### EXERCISE AIM
Take each line that has the word "seed" and return it.

★ ★ ★ ★

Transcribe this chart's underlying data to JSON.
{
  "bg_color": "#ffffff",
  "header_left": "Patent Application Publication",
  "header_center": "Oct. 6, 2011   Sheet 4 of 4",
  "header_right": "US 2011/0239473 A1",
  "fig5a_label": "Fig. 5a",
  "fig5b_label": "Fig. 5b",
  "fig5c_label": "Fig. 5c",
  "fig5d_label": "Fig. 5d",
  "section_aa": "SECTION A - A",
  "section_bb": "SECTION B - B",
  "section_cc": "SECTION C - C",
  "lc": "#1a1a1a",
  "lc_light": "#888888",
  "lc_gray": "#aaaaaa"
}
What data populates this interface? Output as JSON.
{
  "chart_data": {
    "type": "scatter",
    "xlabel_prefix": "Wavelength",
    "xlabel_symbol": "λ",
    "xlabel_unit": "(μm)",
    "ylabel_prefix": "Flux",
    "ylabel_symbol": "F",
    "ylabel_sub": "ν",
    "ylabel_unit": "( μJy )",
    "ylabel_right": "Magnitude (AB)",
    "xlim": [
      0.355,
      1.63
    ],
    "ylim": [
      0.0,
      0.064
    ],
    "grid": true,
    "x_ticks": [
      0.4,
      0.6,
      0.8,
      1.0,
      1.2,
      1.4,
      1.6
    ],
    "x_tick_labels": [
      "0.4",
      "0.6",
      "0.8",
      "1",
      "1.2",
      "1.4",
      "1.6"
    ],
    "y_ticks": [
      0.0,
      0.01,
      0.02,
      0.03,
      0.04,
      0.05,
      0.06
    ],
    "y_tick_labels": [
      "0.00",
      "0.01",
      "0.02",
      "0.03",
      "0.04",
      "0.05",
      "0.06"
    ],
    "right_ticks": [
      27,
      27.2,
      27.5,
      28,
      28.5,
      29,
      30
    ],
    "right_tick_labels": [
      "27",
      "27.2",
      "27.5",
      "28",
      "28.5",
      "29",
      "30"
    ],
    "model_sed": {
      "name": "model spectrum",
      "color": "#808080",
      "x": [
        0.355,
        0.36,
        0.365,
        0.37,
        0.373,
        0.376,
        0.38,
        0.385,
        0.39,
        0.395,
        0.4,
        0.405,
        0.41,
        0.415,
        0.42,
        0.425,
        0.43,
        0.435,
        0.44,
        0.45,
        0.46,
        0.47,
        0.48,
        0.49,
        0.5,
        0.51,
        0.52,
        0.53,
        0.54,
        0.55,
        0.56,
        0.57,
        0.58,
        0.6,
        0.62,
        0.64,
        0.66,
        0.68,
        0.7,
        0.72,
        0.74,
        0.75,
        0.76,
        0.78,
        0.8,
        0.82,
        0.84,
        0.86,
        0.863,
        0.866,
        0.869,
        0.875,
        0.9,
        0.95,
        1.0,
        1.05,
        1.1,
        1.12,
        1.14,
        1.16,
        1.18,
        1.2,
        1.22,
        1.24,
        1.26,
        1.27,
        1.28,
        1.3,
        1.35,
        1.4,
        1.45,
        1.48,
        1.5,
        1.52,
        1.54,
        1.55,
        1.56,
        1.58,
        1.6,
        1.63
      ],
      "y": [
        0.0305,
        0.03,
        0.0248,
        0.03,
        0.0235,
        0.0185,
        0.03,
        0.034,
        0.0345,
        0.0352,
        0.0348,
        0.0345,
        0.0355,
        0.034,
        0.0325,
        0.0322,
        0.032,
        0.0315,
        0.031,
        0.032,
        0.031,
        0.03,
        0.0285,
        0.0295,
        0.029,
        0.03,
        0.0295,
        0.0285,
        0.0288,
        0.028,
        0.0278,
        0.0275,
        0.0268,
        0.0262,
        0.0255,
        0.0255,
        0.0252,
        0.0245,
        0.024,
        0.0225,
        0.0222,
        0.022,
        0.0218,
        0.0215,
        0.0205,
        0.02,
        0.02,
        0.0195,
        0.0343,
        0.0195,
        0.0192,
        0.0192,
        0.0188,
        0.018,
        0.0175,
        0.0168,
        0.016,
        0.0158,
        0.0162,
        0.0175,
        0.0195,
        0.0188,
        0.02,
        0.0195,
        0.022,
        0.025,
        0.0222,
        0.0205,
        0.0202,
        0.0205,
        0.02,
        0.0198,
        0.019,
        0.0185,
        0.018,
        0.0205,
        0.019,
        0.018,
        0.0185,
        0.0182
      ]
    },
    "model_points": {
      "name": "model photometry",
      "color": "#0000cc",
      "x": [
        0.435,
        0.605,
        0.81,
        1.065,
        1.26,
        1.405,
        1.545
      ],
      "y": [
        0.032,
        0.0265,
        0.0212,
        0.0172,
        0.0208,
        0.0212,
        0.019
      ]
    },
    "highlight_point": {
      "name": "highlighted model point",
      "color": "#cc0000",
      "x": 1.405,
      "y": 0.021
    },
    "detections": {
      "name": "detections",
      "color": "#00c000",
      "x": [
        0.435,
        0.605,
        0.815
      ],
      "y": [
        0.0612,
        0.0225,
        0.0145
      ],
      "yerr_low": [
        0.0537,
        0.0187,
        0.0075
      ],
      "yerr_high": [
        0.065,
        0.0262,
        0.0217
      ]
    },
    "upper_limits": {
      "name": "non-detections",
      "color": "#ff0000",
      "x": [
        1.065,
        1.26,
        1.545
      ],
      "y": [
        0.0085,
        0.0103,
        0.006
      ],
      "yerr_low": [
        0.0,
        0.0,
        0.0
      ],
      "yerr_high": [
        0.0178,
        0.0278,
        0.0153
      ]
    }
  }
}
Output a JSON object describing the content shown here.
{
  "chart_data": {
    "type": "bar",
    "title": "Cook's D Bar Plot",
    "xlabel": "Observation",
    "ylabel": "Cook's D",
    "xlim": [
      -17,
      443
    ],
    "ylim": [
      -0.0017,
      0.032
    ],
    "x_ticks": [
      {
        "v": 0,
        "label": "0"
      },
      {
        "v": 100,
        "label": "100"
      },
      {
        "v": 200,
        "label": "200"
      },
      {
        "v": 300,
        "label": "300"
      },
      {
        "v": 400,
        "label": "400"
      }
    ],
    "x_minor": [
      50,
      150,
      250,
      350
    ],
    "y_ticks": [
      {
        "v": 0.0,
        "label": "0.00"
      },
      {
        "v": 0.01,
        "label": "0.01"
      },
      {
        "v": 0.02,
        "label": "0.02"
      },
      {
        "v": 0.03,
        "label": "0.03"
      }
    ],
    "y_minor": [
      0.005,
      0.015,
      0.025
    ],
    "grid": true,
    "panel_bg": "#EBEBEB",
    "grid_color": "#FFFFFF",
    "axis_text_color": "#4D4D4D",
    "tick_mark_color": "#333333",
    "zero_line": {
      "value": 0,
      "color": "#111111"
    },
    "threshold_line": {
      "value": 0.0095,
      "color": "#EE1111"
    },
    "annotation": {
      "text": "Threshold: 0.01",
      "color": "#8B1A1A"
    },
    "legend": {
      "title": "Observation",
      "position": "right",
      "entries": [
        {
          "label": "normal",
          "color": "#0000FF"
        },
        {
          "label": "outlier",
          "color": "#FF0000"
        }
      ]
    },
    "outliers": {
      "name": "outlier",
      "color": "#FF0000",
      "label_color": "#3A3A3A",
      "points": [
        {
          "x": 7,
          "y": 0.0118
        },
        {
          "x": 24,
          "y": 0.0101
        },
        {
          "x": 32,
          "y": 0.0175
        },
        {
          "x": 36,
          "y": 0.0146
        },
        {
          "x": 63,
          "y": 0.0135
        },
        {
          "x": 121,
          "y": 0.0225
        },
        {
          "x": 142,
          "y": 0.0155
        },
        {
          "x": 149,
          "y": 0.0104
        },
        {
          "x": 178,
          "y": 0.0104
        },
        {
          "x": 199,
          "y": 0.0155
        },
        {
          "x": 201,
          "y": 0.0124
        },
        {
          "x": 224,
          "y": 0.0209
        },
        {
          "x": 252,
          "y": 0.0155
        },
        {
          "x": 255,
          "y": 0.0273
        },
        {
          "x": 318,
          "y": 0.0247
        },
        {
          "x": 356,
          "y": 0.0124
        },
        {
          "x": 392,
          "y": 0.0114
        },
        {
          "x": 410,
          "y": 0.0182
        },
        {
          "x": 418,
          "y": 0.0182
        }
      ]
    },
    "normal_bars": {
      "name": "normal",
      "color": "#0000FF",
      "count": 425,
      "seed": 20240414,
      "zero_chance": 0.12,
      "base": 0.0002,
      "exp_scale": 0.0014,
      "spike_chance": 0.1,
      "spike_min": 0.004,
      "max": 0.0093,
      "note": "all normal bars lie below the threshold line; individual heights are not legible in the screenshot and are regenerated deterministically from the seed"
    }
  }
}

★ ★ ★ ★

### RESPONSE TO THIS TASK
      "seed": 20240414,
      "note": "all normal bars lie below the threshold line; individual heights are not legible in the screenshot and are regenerated deterministically from the seed"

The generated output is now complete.